Exercise data:
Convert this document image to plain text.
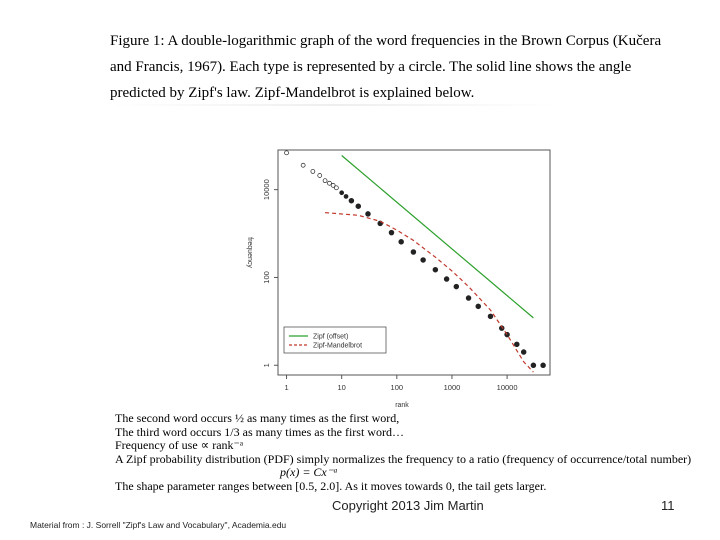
Figure 1: A double-logarithmic graph of the word frequencies in the Brown Corpus (Kučera and Francis, 1967). Each type is represented by a circle. The solid line shows the angle predicted by Zipf's law. Zipf-Mandelbrot is explained below.

1	10	100	1000	10000
1
100
10000
rank
frequency
Zipf (offset)
Zipf-Mandelbrot
The second word occurs ½ as many times as the first word,
The third word occurs 1/3 as many times as the first word…
Frequency of use ∝ rank⁻ᵃ
A Zipf probability distribution (PDF) simply normalizes the frequency to a ratio (frequency of occurrence/total number)
p(x) = Cx⁻ᵃ
The shape parameter ranges between [0.5, 2.0]. As it moves towards 0, the tail gets larger.
Copyright 2013 Jim Martin	11
Material from : J. Sorrell "Zipf's Law and Vocabulary", Academia.edu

Short problem:
Pull every line containing "occurs" out of the records.

Answer:
The second word occurs ½ as many times as the first word,
The third word occurs 1/3 as many times as the first word…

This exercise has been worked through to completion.